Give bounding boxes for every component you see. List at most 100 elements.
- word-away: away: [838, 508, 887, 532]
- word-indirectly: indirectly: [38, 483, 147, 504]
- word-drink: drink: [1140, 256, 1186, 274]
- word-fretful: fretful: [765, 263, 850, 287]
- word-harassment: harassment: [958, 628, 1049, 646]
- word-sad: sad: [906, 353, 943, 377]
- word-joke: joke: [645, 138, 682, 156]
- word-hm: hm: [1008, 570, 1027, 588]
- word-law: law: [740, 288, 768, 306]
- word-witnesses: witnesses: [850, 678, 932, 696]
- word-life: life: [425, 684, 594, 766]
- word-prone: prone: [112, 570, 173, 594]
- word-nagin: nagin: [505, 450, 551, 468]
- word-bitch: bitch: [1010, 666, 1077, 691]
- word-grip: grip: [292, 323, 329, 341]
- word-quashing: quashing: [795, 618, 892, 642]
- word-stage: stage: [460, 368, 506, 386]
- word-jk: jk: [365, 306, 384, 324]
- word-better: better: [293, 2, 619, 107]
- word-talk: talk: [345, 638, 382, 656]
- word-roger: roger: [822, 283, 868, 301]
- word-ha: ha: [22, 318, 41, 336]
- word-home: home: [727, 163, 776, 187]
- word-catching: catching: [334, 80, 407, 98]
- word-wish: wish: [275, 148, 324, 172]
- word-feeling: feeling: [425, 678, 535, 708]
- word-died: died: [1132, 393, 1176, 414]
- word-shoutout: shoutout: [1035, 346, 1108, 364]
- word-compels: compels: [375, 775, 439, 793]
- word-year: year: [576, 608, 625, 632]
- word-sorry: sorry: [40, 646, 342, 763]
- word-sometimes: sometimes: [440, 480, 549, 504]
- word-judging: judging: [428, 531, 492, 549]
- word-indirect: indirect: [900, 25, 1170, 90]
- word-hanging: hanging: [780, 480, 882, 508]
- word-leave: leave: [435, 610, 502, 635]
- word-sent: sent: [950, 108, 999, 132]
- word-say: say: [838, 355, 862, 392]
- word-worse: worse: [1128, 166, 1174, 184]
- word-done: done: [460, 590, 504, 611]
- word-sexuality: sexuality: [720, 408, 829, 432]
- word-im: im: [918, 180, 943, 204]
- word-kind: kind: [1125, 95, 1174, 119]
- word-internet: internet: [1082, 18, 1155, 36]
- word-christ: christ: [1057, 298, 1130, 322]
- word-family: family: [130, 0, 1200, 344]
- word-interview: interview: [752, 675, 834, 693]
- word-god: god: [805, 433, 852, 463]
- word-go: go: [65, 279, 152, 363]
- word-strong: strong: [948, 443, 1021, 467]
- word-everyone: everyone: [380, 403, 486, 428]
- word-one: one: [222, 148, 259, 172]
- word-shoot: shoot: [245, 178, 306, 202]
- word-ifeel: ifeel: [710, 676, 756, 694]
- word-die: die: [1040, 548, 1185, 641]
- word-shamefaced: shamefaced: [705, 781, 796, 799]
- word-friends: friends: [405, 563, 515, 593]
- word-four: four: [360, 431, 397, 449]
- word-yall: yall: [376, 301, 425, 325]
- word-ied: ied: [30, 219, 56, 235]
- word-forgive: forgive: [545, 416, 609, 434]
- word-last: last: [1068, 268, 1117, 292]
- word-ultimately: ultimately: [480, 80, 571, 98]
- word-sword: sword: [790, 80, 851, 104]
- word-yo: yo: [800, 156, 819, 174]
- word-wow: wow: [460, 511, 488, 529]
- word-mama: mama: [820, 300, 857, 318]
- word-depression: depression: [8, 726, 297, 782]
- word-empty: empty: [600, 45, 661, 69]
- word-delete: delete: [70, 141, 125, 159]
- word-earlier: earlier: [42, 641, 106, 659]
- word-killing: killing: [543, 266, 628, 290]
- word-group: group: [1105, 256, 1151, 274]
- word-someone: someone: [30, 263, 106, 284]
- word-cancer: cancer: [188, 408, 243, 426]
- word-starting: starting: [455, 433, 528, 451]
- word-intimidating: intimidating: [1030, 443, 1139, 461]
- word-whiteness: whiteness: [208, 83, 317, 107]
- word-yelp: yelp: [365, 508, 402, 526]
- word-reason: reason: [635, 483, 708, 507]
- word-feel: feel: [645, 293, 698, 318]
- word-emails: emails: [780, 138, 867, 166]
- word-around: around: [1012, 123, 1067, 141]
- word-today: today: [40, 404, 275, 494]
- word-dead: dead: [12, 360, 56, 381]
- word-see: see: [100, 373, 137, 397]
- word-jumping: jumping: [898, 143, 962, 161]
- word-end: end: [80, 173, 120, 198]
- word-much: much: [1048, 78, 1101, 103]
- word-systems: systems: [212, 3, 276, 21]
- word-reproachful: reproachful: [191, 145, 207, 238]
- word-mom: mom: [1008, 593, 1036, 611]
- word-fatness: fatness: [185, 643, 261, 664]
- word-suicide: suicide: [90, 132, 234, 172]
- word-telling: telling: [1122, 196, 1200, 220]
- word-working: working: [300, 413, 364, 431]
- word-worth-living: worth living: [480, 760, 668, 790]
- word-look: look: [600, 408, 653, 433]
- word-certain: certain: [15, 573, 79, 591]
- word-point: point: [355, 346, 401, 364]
******************************
What you have to do
Arrange the lines above as a numbered list, omitting any blank lines, starting from the first line and continuing up to and including the line with "- word-god: god: [805, 433, 852, 463]".

Answer to the exercise
1. Give bounding boxes for every component you see. List at most 100 elements.
2. - word-away: away: [838, 508, 887, 532]
3. - word-indirectly: indirectly: [38, 483, 147, 504]
4. - word-drink: drink: [1140, 256, 1186, 274]
5. - word-fretful: fretful: [765, 263, 850, 287]
6. - word-harassment: harassment: [958, 628, 1049, 646]
7. - word-sad: sad: [906, 353, 943, 377]
8. - word-joke: joke: [645, 138, 682, 156]
9. - word-hm: hm: [1008, 570, 1027, 588]
10. - word-law: law: [740, 288, 768, 306]
11. - word-witnesses: witnesses: [850, 678, 932, 696]
12. - word-life: life: [425, 684, 594, 766]
13. - word-prone: prone: [112, 570, 173, 594]
14. - word-nagin: nagin: [505, 450, 551, 468]
15. - word-bitch: bitch: [1010, 666, 1077, 691]
16. - word-grip: grip: [292, 323, 329, 341]
17. - word-quashing: quashing: [795, 618, 892, 642]
18. - word-stage: stage: [460, 368, 506, 386]
19. - word-jk: jk: [365, 306, 384, 324]
20. - word-better: better: [293, 2, 619, 107]
21. - word-talk: talk: [345, 638, 382, 656]
22. - word-roger: roger: [822, 283, 868, 301]
23. - word-ha: ha: [22, 318, 41, 336]
24. - word-home: home: [727, 163, 776, 187]
25. - word-catching: catching: [334, 80, 407, 98]
26. - word-wish: wish: [275, 148, 324, 172]
27. - word-feeling: feeling: [425, 678, 535, 708]
28. - word-died: died: [1132, 393, 1176, 414]
29. - word-shoutout: shoutout: [1035, 346, 1108, 364]
30. - word-compels: compels: [375, 775, 439, 793]
31. - word-year: year: [576, 608, 625, 632]
32. - word-sorry: sorry: [40, 646, 342, 763]
33. - word-sometimes: sometimes: [440, 480, 549, 504]
34. - word-judging: judging: [428, 531, 492, 549]
35. - word-indirect: indirect: [900, 25, 1170, 90]
36. - word-hanging: hanging: [780, 480, 882, 508]
37. - word-leave: leave: [435, 610, 502, 635]
38. - word-sent: sent: [950, 108, 999, 132]
39. - word-say: say: [838, 355, 862, 392]
40. - word-worse: worse: [1128, 166, 1174, 184]
41. - word-done: done: [460, 590, 504, 611]
42. - word-sexuality: sexuality: [720, 408, 829, 432]
43. - word-im: im: [918, 180, 943, 204]
44. - word-kind: kind: [1125, 95, 1174, 119]
45. - word-internet: internet: [1082, 18, 1155, 36]
46. - word-christ: christ: [1057, 298, 1130, 322]
47. - word-family: family: [130, 0, 1200, 344]
48. - word-interview: interview: [752, 675, 834, 693]
49. - word-god: god: [805, 433, 852, 463]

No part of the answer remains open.